» **Information provided**
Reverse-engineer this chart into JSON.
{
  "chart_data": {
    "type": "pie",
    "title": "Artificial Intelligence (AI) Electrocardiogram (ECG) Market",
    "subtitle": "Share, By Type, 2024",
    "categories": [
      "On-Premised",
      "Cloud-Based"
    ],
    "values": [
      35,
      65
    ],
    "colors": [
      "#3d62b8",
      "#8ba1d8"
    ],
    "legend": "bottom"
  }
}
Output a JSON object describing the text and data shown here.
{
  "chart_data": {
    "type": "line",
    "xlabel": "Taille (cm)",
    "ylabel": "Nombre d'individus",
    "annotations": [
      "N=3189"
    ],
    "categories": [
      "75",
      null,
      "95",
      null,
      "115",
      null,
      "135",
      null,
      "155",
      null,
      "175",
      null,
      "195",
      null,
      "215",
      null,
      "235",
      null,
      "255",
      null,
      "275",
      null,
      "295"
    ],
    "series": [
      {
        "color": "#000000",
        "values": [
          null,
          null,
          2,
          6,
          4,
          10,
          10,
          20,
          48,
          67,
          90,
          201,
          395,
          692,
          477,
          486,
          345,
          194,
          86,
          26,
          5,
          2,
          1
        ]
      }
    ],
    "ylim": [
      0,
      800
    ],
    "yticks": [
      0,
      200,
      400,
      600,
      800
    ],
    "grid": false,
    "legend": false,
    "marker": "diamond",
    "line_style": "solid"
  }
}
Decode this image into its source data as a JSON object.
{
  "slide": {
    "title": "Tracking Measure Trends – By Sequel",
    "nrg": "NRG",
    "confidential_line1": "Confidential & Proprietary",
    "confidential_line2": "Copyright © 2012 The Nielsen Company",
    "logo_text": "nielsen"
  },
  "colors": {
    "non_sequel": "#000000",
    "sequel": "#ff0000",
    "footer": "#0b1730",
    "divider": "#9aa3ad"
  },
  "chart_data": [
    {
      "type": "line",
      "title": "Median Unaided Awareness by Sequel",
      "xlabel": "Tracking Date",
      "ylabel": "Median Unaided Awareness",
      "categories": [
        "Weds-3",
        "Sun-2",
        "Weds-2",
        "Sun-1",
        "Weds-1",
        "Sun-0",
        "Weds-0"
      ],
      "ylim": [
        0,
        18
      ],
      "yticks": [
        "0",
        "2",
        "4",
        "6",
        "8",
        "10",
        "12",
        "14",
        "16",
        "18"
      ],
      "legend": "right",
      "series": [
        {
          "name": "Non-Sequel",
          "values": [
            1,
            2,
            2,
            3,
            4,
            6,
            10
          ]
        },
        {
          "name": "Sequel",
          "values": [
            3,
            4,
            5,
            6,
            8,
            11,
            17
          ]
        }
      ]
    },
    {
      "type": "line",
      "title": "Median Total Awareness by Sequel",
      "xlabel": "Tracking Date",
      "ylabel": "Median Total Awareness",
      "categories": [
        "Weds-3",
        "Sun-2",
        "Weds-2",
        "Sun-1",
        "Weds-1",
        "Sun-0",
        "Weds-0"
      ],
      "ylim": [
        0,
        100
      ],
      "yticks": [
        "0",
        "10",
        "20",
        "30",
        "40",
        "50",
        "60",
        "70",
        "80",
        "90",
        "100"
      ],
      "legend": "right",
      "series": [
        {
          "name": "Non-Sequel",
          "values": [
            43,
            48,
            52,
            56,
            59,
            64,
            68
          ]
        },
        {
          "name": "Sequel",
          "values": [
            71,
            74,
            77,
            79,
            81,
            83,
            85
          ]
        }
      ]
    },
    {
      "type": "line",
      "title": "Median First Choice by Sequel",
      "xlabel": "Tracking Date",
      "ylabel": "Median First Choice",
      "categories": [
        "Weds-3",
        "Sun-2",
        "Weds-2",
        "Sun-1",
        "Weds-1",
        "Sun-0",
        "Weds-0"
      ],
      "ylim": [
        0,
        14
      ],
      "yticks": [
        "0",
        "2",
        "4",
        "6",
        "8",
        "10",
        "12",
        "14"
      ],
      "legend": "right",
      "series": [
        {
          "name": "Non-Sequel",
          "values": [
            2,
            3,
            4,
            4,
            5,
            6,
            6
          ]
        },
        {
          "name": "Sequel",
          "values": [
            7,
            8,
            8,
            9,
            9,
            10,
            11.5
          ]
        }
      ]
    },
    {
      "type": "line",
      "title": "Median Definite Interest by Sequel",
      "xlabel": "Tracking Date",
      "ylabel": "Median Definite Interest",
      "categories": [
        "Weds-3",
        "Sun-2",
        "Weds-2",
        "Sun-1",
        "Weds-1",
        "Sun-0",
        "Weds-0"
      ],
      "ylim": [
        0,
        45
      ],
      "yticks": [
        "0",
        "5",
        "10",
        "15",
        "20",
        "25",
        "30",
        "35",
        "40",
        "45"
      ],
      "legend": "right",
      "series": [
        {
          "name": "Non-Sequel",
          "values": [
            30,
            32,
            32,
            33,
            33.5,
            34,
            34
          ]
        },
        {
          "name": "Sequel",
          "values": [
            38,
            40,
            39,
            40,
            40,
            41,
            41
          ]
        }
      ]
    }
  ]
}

» **Set exercise**
Check each line of the material above for "object" and say how many lines contain it, giving the number alone.

» **Reply to the task**
2